Dataset items
===============

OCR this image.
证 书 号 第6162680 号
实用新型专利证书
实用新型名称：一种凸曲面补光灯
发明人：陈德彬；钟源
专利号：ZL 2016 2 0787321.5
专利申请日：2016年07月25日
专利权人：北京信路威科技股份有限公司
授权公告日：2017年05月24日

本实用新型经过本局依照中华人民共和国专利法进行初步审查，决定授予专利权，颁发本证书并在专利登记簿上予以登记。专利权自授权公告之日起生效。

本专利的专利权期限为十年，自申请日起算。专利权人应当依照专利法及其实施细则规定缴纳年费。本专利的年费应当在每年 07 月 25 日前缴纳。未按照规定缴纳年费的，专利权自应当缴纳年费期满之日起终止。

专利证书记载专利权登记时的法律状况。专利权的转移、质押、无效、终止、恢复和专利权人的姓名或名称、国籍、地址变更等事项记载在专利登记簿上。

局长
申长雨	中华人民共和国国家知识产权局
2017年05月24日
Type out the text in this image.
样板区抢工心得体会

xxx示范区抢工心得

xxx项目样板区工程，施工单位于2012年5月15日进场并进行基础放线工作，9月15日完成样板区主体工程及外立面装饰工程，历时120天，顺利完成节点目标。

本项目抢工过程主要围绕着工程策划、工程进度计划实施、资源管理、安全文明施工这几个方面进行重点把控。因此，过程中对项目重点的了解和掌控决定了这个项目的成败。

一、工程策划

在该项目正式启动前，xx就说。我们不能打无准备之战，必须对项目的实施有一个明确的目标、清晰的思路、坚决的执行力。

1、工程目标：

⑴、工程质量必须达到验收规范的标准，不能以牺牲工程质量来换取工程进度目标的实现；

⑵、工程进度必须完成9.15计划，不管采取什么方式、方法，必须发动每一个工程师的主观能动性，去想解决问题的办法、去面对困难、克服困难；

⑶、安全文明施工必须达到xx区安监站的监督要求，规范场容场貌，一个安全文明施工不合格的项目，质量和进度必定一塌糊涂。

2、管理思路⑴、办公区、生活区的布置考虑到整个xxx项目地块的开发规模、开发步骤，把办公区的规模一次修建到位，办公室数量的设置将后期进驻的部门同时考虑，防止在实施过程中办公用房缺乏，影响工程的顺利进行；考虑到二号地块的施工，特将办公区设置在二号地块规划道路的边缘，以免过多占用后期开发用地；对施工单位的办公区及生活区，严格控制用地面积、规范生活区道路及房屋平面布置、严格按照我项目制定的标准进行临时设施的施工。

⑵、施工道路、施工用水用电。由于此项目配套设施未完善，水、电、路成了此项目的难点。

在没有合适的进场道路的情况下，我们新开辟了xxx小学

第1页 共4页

===============

▶ _PROBLEM TO SOLVE_
Output the data above exactly, please, line for line.

▶ _SOLUTION_
OCR this image.
证 书 号 第6162680 号
实用新型专利证书
实用新型名称：一种凸曲面补光灯
发明人：陈德彬；钟源
专利号：ZL 2016 2 0787321.5
专利申请日：2016年07月25日
专利权人：北京信路威科技股份有限公司
授权公告日：2017年05月24日

本实用新型经过本局依照中华人民共和国专利法进行初步审查，决定授予专利权，颁发本证书并在专利登记簿上予以登记。专利权自授权公告之日起生效。

本专利的专利权期限为十年，自申请日起算。专利权人应当依照专利法及其实施细则规定缴纳年费。本专利的年费应当在每年 07 月 25 日前缴纳。未按照规定缴纳年费的，专利权自应当缴纳年费期满之日起终止。

专利证书记载专利权登记时的法律状况。专利权的转移、质押、无效、终止、恢复和专利权人的姓名或名称、国籍、地址变更等事项记载在专利登记簿上。

局长
申长雨	中华人民共和国国家知识产权局
2017年05月24日
Type out the text in this image.
样板区抢工心得体会

xxx示范区抢工心得

xxx项目样板区工程，施工单位于2012年5月15日进场并进行基础放线工作，9月15日完成样板区主体工程及外立面装饰工程，历时120天，顺利完成节点目标。

本项目抢工过程主要围绕着工程策划、工程进度计划实施、资源管理、安全文明施工这几个方面进行重点把控。因此，过程中对项目重点的了解和掌控决定了这个项目的成败。

一、工程策划

在该项目正式启动前，xx就说。我们不能打无准备之战，必须对项目的实施有一个明确的目标、清晰的思路、坚决的执行力。

1、工程目标：

⑴、工程质量必须达到验收规范的标准，不能以牺牲工程质量来换取工程进度目标的实现；

⑵、工程进度必须完成9.15计划，不管采取什么方式、方法，必须发动每一个工程师的主观能动性，去想解决问题的办法、去面对困难、克服困难；

⑶、安全文明施工必须达到xx区安监站的监督要求，规范场容场貌，一个安全文明施工不合格的项目，质量和进度必定一塌糊涂。

2、管理思路⑴、办公区、生活区的布置考虑到整个xxx项目地块的开发规模、开发步骤，把办公区的规模一次修建到位，办公室数量的设置将后期进驻的部门同时考虑，防止在实施过程中办公用房缺乏，影响工程的顺利进行；考虑到二号地块的施工，特将办公区设置在二号地块规划道路的边缘，以免过多占用后期开发用地；对施工单位的办公区及生活区，严格控制用地面积、规范生活区道路及房屋平面布置、严格按照我项目制定的标准进行临时设施的施工。

⑵、施工道路、施工用水用电。由于此项目配套设施未完善，水、电、路成了此项目的难点。

在没有合适的进场道路的情况下，我们新开辟了xxx小学

第1页 共4页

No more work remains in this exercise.